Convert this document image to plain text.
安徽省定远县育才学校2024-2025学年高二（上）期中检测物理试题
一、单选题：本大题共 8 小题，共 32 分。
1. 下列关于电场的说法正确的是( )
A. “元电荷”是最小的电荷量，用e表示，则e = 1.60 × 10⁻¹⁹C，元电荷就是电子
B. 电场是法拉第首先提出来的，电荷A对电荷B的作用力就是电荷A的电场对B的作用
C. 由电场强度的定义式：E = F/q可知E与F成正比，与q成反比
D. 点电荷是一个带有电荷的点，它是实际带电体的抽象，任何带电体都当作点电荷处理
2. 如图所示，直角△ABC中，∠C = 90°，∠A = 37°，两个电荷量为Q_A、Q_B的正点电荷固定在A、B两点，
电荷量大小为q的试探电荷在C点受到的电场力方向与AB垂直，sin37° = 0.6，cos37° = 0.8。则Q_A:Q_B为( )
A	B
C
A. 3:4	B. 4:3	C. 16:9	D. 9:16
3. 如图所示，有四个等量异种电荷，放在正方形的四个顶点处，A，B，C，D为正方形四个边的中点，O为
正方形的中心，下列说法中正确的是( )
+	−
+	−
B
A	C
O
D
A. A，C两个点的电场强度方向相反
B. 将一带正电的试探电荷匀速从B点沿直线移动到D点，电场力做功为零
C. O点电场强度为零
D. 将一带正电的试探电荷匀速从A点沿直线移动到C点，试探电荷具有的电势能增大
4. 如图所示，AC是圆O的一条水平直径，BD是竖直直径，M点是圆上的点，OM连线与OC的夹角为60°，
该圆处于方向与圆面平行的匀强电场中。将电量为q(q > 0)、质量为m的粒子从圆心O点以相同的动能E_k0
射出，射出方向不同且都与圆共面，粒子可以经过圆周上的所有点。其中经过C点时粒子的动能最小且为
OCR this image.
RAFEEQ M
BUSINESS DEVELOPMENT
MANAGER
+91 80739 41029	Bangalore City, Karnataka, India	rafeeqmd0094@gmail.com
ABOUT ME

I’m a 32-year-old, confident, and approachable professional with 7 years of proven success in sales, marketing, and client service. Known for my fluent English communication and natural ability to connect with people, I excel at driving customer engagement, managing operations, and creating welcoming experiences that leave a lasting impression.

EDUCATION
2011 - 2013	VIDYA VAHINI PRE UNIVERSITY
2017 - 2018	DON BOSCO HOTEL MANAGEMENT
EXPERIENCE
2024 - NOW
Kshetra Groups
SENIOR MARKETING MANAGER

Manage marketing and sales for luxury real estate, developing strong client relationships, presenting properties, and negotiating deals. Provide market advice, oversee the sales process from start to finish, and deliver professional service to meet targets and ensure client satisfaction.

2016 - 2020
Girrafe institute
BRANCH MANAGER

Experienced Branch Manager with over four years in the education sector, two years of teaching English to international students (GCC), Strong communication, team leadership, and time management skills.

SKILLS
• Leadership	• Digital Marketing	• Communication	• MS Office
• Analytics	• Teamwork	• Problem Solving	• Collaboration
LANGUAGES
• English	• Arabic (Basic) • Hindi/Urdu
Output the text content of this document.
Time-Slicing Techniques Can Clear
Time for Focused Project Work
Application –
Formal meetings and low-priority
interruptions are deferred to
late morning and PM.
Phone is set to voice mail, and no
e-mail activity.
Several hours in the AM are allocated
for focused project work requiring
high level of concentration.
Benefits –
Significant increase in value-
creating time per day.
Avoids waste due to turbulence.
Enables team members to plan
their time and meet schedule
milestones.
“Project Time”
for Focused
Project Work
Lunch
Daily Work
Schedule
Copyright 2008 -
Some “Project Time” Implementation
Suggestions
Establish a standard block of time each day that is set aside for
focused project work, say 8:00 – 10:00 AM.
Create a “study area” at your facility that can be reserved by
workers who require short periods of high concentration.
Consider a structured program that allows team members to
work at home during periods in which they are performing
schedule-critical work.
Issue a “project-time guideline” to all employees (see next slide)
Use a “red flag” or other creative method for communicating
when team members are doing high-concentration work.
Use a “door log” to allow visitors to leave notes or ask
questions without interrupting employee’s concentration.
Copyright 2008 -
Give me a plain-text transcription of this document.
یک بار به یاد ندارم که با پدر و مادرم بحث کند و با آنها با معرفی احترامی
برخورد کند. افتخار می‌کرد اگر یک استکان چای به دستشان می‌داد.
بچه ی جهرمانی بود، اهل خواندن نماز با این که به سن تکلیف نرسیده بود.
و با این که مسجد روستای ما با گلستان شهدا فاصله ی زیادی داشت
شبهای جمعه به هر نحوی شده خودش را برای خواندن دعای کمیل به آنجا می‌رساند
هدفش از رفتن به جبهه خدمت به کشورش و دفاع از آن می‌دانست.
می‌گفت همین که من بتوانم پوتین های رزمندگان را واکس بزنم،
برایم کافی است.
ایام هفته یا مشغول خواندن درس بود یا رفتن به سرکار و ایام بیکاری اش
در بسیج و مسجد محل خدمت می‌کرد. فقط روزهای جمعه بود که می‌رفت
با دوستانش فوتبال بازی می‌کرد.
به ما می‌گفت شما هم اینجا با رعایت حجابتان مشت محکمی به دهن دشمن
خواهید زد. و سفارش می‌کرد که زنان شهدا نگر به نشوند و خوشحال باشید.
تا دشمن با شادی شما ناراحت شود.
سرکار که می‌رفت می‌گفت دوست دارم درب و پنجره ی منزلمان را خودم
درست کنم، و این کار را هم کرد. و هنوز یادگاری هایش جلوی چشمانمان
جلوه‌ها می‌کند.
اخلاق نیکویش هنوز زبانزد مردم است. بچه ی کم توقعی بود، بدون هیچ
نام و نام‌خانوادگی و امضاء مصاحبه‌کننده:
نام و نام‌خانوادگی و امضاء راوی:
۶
::::
BRIEF = Show the data once more, exactly as it was written.

REPLY TO THE TASK =
Convert this document image to plain text.
安徽省定远县育才学校2024-2025学年高二（上）期中检测物理试题
一、单选题：本大题共 8 小题，共 32 分。
1. 下列关于电场的说法正确的是( )
A. “元电荷”是最小的电荷量，用e表示，则e = 1.60 × 10⁻¹⁹C，元电荷就是电子
B. 电场是法拉第首先提出来的，电荷A对电荷B的作用力就是电荷A的电场对B的作用
C. 由电场强度的定义式：E = F/q可知E与F成正比，与q成反比
D. 点电荷是一个带有电荷的点，它是实际带电体的抽象，任何带电体都当作点电荷处理
2. 如图所示，直角△ABC中，∠C = 90°，∠A = 37°，两个电荷量为Q_A、Q_B的正点电荷固定在A、B两点，
电荷量大小为q的试探电荷在C点受到的电场力方向与AB垂直，sin37° = 0.6，cos37° = 0.8。则Q_A:Q_B为( )
A	B
C
A. 3:4	B. 4:3	C. 16:9	D. 9:16
3. 如图所示，有四个等量异种电荷，放在正方形的四个顶点处，A，B，C，D为正方形四个边的中点，O为
正方形的中心，下列说法中正确的是( )
+	−
+	−
B
A	C
O
D
A. A，C两个点的电场强度方向相反
B. 将一带正电的试探电荷匀速从B点沿直线移动到D点，电场力做功为零
C. O点电场强度为零
D. 将一带正电的试探电荷匀速从A点沿直线移动到C点，试探电荷具有的电势能增大
4. 如图所示，AC是圆O的一条水平直径，BD是竖直直径，M点是圆上的点，OM连线与OC的夹角为60°，
该圆处于方向与圆面平行的匀强电场中。将电量为q(q > 0)、质量为m的粒子从圆心O点以相同的动能E_k0
射出，射出方向不同且都与圆共面，粒子可以经过圆周上的所有点。其中经过C点时粒子的动能最小且为
OCR this image.
RAFEEQ M
BUSINESS DEVELOPMENT
MANAGER
+91 80739 41029	Bangalore City, Karnataka, India	rafeeqmd0094@gmail.com
ABOUT ME

I’m a 32-year-old, confident, and approachable professional with 7 years of proven success in sales, marketing, and client service. Known for my fluent English communication and natural ability to connect with people, I excel at driving customer engagement, managing operations, and creating welcoming experiences that leave a lasting impression.

EDUCATION
2011 - 2013	VIDYA VAHINI PRE UNIVERSITY
2017 - 2018	DON BOSCO HOTEL MANAGEMENT
EXPERIENCE
2024 - NOW
Kshetra Groups
SENIOR MARKETING MANAGER

Manage marketing and sales for luxury real estate, developing strong client relationships, presenting properties, and negotiating deals. Provide market advice, oversee the sales process from start to finish, and deliver professional service to meet targets and ensure client satisfaction.

2016 - 2020
Girrafe institute
BRANCH MANAGER

Experienced Branch Manager with over four years in the education sector, two years of teaching English to international students (GCC), Strong communication, team leadership, and time management skills.

SKILLS
• Leadership	• Digital Marketing	• Communication	• MS Office
• Analytics	• Teamwork	• Problem Solving	• Collaboration
LANGUAGES
• English	• Arabic (Basic) • Hindi/Urdu
Output the text content of this document.
Time-Slicing Techniques Can Clear
Time for Focused Project Work
Application –
Formal meetings and low-priority
interruptions are deferred to
late morning and PM.
Phone is set to voice mail, and no
e-mail activity.
Several hours in the AM are allocated
for focused project work requiring
high level of concentration.
Benefits –
Significant increase in value-
creating time per day.
Avoids waste due to turbulence.
Enables team members to plan
their time and meet schedule
milestones.
“Project Time”
for Focused
Project Work
Lunch
Daily Work
Schedule
Copyright 2008 -
Some “Project Time” Implementation
Suggestions
Establish a standard block of time each day that is set aside for
focused project work, say 8:00 – 10:00 AM.
Create a “study area” at your facility that can be reserved by
workers who require short periods of high concentration.
Consider a structured program that allows team members to
work at home during periods in which they are performing
schedule-critical work.
Issue a “project-time guideline” to all employees (see next slide)
Use a “red flag” or other creative method for communicating
when team members are doing high-concentration work.
Use a “door log” to allow visitors to leave notes or ask
questions without interrupting employee’s concentration.
Copyright 2008 -
Give me a plain-text transcription of this document.
یک بار به یاد ندارم که با پدر و مادرم بحث کند و با آنها با معرفی احترامی
برخورد کند. افتخار می‌کرد اگر یک استکان چای به دستشان می‌داد.
بچه ی جهرمانی بود، اهل خواندن نماز با این که به سن تکلیف نرسیده بود.
و با این که مسجد روستای ما با گلستان شهدا فاصله ی زیادی داشت
شبهای جمعه به هر نحوی شده خودش را برای خواندن دعای کمیل به آنجا می‌رساند
هدفش از رفتن به جبهه خدمت به کشورش و دفاع از آن می‌دانست.
می‌گفت همین که من بتوانم پوتین های رزمندگان را واکس بزنم،
برایم کافی است.
ایام هفته یا مشغول خواندن درس بود یا رفتن به سرکار و ایام بیکاری اش
در بسیج و مسجد محل خدمت می‌کرد. فقط روزهای جمعه بود که می‌رفت
با دوستانش فوتبال بازی می‌کرد.
به ما می‌گفت شما هم اینجا با رعایت حجابتان مشت محکمی به دهن دشمن
خواهید زد. و سفارش می‌کرد که زنان شهدا نگر به نشوند و خوشحال باشید.
تا دشمن با شادی شما ناراحت شود.
سرکار که می‌رفت می‌گفت دوست دارم درب و پنجره ی منزلمان را خودم
درست کنم، و این کار را هم کرد. و هنوز یادگاری هایش جلوی چشمانمان
جلوه‌ها می‌کند.
اخلاق نیکویش هنوز زبانزد مردم است. بچه ی کم توقعی بود، بدون هیچ
نام و نام‌خانوادگی و امضاء مصاحبه‌کننده:
نام و نام‌خانوادگی و امضاء راوی:
۶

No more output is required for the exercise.